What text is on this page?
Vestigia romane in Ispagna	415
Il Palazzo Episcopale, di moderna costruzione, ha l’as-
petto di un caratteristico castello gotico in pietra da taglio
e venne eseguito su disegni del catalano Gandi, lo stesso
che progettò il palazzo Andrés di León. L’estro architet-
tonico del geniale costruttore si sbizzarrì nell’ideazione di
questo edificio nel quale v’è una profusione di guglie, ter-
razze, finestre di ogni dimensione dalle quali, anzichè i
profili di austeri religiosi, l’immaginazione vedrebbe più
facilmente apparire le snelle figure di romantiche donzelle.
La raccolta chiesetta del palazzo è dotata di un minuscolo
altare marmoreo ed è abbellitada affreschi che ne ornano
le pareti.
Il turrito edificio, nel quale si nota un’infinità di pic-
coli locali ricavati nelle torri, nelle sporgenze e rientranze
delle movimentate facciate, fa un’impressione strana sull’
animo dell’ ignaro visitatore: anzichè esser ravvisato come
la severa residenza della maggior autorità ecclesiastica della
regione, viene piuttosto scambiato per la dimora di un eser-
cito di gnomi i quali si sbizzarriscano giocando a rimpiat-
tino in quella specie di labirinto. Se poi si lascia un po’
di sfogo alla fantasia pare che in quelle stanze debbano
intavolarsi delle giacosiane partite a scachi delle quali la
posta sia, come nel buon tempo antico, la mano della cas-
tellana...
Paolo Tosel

=======

▸ **Instructions to follow**
Repeat all of the entries exactly.

▸ **Full response**
What text is on this page?
Vestigia romane in Ispagna	415
Il Palazzo Episcopale, di moderna costruzione, ha l’as-
petto di un caratteristico castello gotico in pietra da taglio
e venne eseguito su disegni del catalano Gandi, lo stesso
che progettò il palazzo Andrés di León. L’estro architet-
tonico del geniale costruttore si sbizzarrì nell’ideazione di
questo edificio nel quale v’è una profusione di guglie, ter-
razze, finestre di ogni dimensione dalle quali, anzichè i
profili di austeri religiosi, l’immaginazione vedrebbe più
facilmente apparire le snelle figure di romantiche donzelle.
La raccolta chiesetta del palazzo è dotata di un minuscolo
altare marmoreo ed è abbellitada affreschi che ne ornano
le pareti.
Il turrito edificio, nel quale si nota un’infinità di pic-
coli locali ricavati nelle torri, nelle sporgenze e rientranze
delle movimentate facciate, fa un’impressione strana sull’
animo dell’ ignaro visitatore: anzichè esser ravvisato come
la severa residenza della maggior autorità ecclesiastica della
regione, viene piuttosto scambiato per la dimora di un eser-
cito di gnomi i quali si sbizzarriscano giocando a rimpiat-
tino in quella specie di labirinto. Se poi si lascia un po’
di sfogo alla fantasia pare che in quelle stanze debbano
intavolarsi delle giacosiane partite a scachi delle quali la
posta sia, come nel buon tempo antico, la mano della cas-
tellana...
Paolo Tosel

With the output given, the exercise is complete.